[start MATERIAL SUPPLIED]

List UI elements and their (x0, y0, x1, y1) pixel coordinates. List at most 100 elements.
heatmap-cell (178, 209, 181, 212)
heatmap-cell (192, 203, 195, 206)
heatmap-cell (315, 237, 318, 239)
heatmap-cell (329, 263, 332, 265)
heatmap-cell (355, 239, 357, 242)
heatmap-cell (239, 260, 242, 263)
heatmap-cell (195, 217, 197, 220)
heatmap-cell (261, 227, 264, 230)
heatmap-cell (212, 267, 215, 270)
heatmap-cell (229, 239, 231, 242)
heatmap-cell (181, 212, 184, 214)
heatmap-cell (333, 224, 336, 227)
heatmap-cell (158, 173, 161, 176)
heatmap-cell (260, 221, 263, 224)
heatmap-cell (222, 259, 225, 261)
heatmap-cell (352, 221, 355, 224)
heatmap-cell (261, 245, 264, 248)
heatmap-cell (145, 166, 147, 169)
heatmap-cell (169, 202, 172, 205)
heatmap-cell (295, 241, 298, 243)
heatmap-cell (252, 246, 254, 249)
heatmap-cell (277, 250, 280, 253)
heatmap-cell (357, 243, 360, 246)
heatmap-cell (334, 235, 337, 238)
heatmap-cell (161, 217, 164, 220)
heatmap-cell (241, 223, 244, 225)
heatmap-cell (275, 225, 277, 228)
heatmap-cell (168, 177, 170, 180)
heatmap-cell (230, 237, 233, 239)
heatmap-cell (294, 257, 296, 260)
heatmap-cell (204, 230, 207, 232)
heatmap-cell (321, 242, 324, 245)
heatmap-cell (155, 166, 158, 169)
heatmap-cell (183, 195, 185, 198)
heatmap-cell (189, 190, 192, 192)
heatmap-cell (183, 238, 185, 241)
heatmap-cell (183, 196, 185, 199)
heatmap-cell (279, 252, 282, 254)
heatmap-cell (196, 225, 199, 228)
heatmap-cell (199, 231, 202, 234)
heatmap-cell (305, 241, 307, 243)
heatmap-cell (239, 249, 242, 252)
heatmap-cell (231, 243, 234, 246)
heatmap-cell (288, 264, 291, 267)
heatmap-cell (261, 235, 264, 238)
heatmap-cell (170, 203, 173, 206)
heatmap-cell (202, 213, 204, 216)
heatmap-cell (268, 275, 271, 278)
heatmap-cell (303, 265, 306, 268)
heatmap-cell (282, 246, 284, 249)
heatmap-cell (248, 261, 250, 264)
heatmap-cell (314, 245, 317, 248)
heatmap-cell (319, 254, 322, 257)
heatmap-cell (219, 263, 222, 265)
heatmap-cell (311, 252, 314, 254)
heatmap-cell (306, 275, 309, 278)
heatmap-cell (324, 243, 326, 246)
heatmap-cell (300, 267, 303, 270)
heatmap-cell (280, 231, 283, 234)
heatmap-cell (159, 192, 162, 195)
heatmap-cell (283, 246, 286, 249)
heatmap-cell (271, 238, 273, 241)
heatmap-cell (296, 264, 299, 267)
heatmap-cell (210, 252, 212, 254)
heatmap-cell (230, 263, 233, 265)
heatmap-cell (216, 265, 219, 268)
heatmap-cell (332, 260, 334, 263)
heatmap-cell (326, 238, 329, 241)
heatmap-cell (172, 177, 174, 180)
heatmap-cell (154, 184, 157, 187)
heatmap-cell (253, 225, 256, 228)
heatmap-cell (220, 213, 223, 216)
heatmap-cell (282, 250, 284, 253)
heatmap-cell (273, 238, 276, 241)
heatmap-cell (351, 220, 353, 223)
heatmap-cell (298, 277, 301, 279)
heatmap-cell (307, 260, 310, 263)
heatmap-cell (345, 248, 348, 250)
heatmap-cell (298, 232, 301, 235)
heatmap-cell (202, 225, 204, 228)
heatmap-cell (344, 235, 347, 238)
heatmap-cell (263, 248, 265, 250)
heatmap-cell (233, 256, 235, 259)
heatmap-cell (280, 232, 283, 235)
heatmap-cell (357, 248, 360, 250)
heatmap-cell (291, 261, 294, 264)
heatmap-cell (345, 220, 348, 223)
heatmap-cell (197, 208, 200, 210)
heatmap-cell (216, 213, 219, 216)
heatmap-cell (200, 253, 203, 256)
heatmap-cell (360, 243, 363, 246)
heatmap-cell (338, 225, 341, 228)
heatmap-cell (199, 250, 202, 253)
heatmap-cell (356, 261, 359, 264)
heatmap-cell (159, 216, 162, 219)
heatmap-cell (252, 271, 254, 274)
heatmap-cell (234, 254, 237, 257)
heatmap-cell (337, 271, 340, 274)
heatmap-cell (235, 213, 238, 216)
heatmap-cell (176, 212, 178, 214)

[end MATERIAL SUPPLIED]

[GOAL] Can you reproduce every line of the items above verbatim, with nothing added, dropped, or altered?

[THE ANSWER]
List UI elements and their (x0, y0, x1, y1) pixel coordinates. List at most 100 elements.
heatmap-cell (178, 209, 181, 212)
heatmap-cell (192, 203, 195, 206)
heatmap-cell (315, 237, 318, 239)
heatmap-cell (329, 263, 332, 265)
heatmap-cell (355, 239, 357, 242)
heatmap-cell (239, 260, 242, 263)
heatmap-cell (195, 217, 197, 220)
heatmap-cell (261, 227, 264, 230)
heatmap-cell (212, 267, 215, 270)
heatmap-cell (229, 239, 231, 242)
heatmap-cell (181, 212, 184, 214)
heatmap-cell (333, 224, 336, 227)
heatmap-cell (158, 173, 161, 176)
heatmap-cell (260, 221, 263, 224)
heatmap-cell (222, 259, 225, 261)
heatmap-cell (352, 221, 355, 224)
heatmap-cell (261, 245, 264, 248)
heatmap-cell (145, 166, 147, 169)
heatmap-cell (169, 202, 172, 205)
heatmap-cell (295, 241, 298, 243)
heatmap-cell (252, 246, 254, 249)
heatmap-cell (277, 250, 280, 253)
heatmap-cell (357, 243, 360, 246)
heatmap-cell (334, 235, 337, 238)
heatmap-cell (161, 217, 164, 220)
heatmap-cell (241, 223, 244, 225)
heatmap-cell (275, 225, 277, 228)
heatmap-cell (168, 177, 170, 180)
heatmap-cell (230, 237, 233, 239)
heatmap-cell (294, 257, 296, 260)
heatmap-cell (204, 230, 207, 232)
heatmap-cell (321, 242, 324, 245)
heatmap-cell (155, 166, 158, 169)
heatmap-cell (183, 195, 185, 198)
heatmap-cell (189, 190, 192, 192)
heatmap-cell (183, 238, 185, 241)
heatmap-cell (183, 196, 185, 199)
heatmap-cell (279, 252, 282, 254)
heatmap-cell (196, 225, 199, 228)
heatmap-cell (199, 231, 202, 234)
heatmap-cell (305, 241, 307, 243)
heatmap-cell (239, 249, 242, 252)
heatmap-cell (231, 243, 234, 246)
heatmap-cell (288, 264, 291, 267)
heatmap-cell (261, 235, 264, 238)
heatmap-cell (170, 203, 173, 206)
heatmap-cell (202, 213, 204, 216)
heatmap-cell (268, 275, 271, 278)
heatmap-cell (303, 265, 306, 268)
heatmap-cell (282, 246, 284, 249)
heatmap-cell (248, 261, 250, 264)
heatmap-cell (314, 245, 317, 248)
heatmap-cell (319, 254, 322, 257)
heatmap-cell (219, 263, 222, 265)
heatmap-cell (311, 252, 314, 254)
heatmap-cell (306, 275, 309, 278)
heatmap-cell (324, 243, 326, 246)
heatmap-cell (300, 267, 303, 270)
heatmap-cell (280, 231, 283, 234)
heatmap-cell (159, 192, 162, 195)
heatmap-cell (283, 246, 286, 249)
heatmap-cell (271, 238, 273, 241)
heatmap-cell (296, 264, 299, 267)
heatmap-cell (210, 252, 212, 254)
heatmap-cell (230, 263, 233, 265)
heatmap-cell (216, 265, 219, 268)
heatmap-cell (332, 260, 334, 263)
heatmap-cell (326, 238, 329, 241)
heatmap-cell (172, 177, 174, 180)
heatmap-cell (154, 184, 157, 187)
heatmap-cell (253, 225, 256, 228)
heatmap-cell (220, 213, 223, 216)
heatmap-cell (282, 250, 284, 253)
heatmap-cell (273, 238, 276, 241)
heatmap-cell (351, 220, 353, 223)
heatmap-cell (298, 277, 301, 279)
heatmap-cell (307, 260, 310, 263)
heatmap-cell (345, 248, 348, 250)
heatmap-cell (298, 232, 301, 235)
heatmap-cell (202, 225, 204, 228)
heatmap-cell (344, 235, 347, 238)
heatmap-cell (263, 248, 265, 250)
heatmap-cell (233, 256, 235, 259)
heatmap-cell (280, 232, 283, 235)
heatmap-cell (357, 248, 360, 250)
heatmap-cell (291, 261, 294, 264)
heatmap-cell (345, 220, 348, 223)
heatmap-cell (197, 208, 200, 210)
heatmap-cell (216, 213, 219, 216)
heatmap-cell (200, 253, 203, 256)
heatmap-cell (360, 243, 363, 246)
heatmap-cell (338, 225, 341, 228)
heatmap-cell (199, 250, 202, 253)
heatmap-cell (356, 261, 359, 264)
heatmap-cell (159, 216, 162, 219)
heatmap-cell (252, 271, 254, 274)
heatmap-cell (234, 254, 237, 257)
heatmap-cell (337, 271, 340, 274)
heatmap-cell (235, 213, 238, 216)
heatmap-cell (176, 212, 178, 214)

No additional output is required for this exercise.